>> start RECORDS PROVIDED

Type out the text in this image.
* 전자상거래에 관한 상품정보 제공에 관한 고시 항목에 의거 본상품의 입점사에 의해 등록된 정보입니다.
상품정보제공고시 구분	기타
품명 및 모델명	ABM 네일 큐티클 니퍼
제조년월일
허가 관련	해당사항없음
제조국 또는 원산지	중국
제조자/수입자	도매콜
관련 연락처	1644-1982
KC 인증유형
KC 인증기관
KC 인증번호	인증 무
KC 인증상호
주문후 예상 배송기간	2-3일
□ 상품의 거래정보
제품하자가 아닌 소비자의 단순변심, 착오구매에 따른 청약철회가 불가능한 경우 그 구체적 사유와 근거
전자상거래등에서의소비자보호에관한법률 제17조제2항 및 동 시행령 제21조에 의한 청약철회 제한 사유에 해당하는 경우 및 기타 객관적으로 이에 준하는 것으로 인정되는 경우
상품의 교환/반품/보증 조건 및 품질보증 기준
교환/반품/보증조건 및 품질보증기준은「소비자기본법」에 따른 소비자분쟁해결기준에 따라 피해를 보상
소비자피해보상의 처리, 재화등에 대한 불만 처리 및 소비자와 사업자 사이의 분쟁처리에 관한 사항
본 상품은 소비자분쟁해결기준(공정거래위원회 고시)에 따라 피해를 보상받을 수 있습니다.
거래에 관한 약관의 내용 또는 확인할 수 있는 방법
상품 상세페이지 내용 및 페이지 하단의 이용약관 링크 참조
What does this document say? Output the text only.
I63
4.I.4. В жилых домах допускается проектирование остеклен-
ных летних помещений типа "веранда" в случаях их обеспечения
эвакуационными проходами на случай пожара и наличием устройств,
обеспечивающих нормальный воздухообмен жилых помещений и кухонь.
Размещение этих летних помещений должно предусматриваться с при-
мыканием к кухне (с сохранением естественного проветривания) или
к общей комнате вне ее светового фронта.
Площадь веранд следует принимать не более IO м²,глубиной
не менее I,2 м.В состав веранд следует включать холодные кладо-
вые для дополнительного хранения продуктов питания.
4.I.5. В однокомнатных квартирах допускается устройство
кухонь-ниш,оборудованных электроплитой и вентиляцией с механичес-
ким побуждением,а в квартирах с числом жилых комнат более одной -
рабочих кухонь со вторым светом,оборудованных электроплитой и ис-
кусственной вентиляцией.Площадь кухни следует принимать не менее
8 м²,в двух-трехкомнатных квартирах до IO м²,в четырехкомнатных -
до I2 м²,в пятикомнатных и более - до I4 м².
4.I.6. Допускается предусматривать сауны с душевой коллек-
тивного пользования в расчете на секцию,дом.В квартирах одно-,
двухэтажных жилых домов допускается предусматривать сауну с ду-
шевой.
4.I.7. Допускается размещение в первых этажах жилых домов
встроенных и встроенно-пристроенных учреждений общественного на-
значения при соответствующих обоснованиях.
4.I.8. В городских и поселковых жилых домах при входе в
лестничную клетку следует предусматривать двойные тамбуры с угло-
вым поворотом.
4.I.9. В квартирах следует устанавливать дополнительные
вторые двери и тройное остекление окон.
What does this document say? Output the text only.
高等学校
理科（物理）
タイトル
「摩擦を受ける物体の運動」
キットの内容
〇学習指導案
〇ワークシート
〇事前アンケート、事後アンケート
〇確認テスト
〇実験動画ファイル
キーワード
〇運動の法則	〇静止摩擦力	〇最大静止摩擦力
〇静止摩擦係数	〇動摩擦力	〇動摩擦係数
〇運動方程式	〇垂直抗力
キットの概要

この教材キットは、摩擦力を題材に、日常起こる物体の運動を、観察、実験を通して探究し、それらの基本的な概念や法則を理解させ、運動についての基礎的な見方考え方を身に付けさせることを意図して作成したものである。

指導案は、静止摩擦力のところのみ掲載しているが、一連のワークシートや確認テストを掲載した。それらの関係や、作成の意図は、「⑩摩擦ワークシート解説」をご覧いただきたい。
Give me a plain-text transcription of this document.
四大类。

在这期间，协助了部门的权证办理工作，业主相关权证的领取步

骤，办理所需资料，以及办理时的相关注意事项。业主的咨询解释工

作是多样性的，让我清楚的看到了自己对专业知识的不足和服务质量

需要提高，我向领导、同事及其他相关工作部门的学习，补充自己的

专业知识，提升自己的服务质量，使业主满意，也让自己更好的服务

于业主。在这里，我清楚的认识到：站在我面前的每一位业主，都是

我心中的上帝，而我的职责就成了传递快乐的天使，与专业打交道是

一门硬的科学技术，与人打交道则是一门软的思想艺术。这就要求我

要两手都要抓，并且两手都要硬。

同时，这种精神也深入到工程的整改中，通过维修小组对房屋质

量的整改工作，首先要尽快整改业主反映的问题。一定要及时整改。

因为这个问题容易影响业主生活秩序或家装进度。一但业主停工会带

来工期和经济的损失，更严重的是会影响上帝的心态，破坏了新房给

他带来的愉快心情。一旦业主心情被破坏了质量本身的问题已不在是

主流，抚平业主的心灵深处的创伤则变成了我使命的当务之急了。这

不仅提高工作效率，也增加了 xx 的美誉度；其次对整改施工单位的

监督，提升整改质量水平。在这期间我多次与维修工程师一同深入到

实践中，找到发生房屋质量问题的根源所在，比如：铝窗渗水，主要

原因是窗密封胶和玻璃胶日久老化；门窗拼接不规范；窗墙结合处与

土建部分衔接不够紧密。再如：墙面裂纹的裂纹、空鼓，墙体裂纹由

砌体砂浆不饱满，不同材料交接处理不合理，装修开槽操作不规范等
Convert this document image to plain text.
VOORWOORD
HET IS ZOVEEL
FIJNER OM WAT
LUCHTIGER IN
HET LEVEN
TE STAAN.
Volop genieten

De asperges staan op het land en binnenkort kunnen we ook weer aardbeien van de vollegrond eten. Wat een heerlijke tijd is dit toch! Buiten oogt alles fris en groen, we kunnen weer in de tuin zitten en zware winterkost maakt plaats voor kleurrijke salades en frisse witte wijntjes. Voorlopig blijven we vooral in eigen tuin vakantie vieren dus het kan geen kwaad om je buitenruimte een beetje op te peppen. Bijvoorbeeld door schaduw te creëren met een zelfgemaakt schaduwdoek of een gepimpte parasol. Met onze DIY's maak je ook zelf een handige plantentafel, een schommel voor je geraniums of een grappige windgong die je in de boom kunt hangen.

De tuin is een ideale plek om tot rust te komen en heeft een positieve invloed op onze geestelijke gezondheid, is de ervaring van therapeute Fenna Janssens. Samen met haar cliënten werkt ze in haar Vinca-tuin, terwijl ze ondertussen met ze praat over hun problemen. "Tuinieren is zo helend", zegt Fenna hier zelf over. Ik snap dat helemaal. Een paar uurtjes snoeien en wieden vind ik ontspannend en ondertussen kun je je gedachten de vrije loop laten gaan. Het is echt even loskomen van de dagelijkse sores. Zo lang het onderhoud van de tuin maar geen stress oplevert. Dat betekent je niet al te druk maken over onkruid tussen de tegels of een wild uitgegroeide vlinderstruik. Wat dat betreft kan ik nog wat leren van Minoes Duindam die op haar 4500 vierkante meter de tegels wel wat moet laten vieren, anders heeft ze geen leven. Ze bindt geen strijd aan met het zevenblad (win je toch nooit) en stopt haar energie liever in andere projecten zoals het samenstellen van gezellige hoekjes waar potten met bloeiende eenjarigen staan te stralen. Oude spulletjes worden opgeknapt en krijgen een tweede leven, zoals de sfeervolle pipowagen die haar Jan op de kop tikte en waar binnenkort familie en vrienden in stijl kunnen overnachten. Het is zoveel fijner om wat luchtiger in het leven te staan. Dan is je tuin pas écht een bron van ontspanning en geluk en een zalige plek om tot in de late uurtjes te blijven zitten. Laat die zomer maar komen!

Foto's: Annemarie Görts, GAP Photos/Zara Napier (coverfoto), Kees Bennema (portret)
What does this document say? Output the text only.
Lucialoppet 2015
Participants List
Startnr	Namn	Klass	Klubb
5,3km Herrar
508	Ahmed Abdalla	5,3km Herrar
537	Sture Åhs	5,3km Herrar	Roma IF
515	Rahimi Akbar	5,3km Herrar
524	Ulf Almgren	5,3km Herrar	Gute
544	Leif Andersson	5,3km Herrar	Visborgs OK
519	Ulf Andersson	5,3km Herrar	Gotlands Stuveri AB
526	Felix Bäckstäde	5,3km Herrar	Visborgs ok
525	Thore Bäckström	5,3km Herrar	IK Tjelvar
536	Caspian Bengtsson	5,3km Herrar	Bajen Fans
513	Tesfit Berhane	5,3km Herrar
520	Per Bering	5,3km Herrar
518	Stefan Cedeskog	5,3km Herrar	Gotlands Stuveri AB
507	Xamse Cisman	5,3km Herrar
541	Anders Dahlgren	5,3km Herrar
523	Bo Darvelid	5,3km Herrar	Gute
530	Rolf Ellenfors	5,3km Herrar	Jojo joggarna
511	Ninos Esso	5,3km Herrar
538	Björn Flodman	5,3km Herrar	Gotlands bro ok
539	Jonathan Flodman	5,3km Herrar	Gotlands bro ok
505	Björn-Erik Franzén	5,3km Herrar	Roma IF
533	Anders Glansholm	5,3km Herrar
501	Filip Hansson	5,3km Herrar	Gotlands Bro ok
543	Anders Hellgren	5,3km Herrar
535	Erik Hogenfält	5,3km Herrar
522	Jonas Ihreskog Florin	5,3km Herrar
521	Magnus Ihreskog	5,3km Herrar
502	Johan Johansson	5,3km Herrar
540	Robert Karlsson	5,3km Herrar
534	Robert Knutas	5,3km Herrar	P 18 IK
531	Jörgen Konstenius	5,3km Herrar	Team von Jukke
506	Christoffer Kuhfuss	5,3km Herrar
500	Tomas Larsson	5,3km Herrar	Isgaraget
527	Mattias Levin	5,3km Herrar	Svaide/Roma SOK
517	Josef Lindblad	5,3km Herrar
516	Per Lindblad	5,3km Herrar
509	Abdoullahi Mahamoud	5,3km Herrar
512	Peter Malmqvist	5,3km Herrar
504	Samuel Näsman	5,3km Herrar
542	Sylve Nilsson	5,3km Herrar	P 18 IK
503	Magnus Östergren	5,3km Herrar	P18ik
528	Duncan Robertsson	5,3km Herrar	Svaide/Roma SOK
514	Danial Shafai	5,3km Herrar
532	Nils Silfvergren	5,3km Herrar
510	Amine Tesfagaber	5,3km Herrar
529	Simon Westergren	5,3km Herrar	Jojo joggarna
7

>> end RECORDS PROVIDED

WHAT TO DO >>
All lines that include "Svaide" are to be gathered and copied.

ANSWER TO THE TASK >>
527	Mattias Levin	5,3km Herrar	Svaide/Roma SOK
528	Duncan Robertsson	5,3km Herrar	Svaide/Roma SOK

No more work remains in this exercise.